THE REQUEST: Print the records below without any changes. Start at their first line and end at the line containing "- checkbox[interactable]: [468, 527, 481, 540]", including both.

SUPPLIED INFORMATION:
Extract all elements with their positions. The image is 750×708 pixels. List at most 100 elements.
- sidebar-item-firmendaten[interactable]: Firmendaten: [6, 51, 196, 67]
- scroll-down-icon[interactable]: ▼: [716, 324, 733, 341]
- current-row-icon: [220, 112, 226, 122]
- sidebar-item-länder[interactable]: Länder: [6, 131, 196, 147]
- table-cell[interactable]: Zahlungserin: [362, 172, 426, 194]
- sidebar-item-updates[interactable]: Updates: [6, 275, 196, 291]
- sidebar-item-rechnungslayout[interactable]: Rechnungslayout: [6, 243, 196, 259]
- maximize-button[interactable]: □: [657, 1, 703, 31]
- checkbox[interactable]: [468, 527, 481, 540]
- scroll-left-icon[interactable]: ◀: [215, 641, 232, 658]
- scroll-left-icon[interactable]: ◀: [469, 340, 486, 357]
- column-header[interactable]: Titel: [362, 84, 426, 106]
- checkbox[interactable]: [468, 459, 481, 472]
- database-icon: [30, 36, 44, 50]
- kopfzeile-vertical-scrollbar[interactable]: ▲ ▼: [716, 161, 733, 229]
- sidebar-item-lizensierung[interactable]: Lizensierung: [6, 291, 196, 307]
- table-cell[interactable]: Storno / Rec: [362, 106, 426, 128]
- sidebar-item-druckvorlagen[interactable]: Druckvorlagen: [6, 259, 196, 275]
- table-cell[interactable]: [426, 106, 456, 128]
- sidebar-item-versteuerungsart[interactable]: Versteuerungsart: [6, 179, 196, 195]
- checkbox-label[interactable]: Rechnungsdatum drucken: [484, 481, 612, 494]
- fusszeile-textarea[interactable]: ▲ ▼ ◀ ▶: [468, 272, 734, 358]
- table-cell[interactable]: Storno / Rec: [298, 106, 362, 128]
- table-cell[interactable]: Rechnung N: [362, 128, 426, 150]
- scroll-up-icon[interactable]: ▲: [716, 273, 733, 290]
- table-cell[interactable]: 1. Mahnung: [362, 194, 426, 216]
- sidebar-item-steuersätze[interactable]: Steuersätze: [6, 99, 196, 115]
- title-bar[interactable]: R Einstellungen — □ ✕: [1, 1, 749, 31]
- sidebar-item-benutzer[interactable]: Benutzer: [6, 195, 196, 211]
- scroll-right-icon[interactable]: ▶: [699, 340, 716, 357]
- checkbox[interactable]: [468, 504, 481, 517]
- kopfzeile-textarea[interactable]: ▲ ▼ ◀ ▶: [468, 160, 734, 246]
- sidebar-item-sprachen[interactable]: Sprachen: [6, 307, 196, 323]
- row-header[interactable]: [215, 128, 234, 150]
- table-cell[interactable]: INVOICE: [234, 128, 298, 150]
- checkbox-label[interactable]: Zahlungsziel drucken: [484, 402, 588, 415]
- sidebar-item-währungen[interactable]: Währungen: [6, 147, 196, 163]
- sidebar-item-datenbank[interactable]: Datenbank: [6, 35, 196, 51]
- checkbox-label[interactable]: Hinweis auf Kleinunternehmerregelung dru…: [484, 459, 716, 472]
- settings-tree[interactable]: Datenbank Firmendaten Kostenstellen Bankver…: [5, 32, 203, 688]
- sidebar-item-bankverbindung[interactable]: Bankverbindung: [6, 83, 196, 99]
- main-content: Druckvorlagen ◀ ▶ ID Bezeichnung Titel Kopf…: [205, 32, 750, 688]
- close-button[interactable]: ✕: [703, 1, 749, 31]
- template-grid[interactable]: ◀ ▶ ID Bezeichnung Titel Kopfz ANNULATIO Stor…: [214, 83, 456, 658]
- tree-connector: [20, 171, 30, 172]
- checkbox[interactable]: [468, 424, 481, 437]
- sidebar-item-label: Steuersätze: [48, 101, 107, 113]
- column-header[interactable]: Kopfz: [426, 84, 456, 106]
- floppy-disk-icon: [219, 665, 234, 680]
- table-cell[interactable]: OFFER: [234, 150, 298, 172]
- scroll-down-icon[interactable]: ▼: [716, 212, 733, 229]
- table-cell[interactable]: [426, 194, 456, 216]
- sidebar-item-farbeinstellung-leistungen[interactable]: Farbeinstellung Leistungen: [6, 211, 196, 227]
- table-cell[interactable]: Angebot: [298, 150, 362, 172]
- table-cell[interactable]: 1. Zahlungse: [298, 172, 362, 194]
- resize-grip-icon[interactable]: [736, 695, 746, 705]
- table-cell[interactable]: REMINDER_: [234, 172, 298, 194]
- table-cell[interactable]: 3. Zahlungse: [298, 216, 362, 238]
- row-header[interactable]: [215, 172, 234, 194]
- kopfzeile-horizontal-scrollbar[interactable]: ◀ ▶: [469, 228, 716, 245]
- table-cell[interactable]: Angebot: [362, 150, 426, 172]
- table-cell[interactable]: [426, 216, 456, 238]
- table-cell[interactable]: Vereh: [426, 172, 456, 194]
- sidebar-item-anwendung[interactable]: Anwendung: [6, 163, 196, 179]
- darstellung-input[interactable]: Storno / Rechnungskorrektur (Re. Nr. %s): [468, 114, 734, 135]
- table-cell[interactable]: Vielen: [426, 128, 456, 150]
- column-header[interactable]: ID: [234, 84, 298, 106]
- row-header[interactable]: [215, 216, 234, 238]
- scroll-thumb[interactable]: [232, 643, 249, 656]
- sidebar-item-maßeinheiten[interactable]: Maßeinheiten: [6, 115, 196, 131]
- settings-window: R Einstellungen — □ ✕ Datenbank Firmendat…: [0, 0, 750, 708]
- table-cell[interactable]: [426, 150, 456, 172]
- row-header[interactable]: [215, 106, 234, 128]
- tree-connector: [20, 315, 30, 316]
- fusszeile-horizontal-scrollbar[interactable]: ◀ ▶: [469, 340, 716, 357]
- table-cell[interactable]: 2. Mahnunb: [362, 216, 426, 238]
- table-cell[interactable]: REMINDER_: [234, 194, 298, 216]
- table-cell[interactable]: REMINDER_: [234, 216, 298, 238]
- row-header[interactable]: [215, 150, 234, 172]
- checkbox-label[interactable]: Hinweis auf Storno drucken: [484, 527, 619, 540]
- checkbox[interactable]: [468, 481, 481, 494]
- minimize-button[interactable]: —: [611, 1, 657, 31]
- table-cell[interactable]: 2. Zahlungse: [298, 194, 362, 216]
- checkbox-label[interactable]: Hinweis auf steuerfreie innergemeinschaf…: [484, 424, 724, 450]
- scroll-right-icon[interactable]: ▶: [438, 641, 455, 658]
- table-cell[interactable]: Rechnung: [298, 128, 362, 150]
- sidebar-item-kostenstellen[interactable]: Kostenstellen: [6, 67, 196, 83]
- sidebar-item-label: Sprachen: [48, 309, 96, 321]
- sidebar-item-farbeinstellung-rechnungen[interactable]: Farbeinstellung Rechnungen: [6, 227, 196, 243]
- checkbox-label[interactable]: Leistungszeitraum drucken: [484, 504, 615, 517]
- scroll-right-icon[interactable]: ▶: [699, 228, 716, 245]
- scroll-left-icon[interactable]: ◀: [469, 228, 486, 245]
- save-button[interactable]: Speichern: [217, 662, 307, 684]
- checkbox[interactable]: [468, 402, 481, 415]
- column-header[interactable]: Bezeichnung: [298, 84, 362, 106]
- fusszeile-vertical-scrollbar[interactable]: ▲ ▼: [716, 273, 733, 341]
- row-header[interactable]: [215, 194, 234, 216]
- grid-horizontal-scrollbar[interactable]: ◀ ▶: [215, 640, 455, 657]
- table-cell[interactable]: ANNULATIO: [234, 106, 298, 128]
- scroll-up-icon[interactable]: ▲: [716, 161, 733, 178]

WRITTEN ANSWER:
Extract all elements with their positions. The image is 750×708 pixels. List at most 100 elements.
- sidebar-item-firmendaten[interactable]: Firmendaten: [6, 51, 196, 67]
- scroll-down-icon[interactable]: ▼: [716, 324, 733, 341]
- current-row-icon: [220, 112, 226, 122]
- sidebar-item-länder[interactable]: Länder: [6, 131, 196, 147]
- table-cell[interactable]: Zahlungserin: [362, 172, 426, 194]
- sidebar-item-updates[interactable]: Updates: [6, 275, 196, 291]
- sidebar-item-rechnungslayout[interactable]: Rechnungslayout: [6, 243, 196, 259]
- maximize-button[interactable]: □: [657, 1, 703, 31]
- checkbox[interactable]: [468, 527, 481, 540]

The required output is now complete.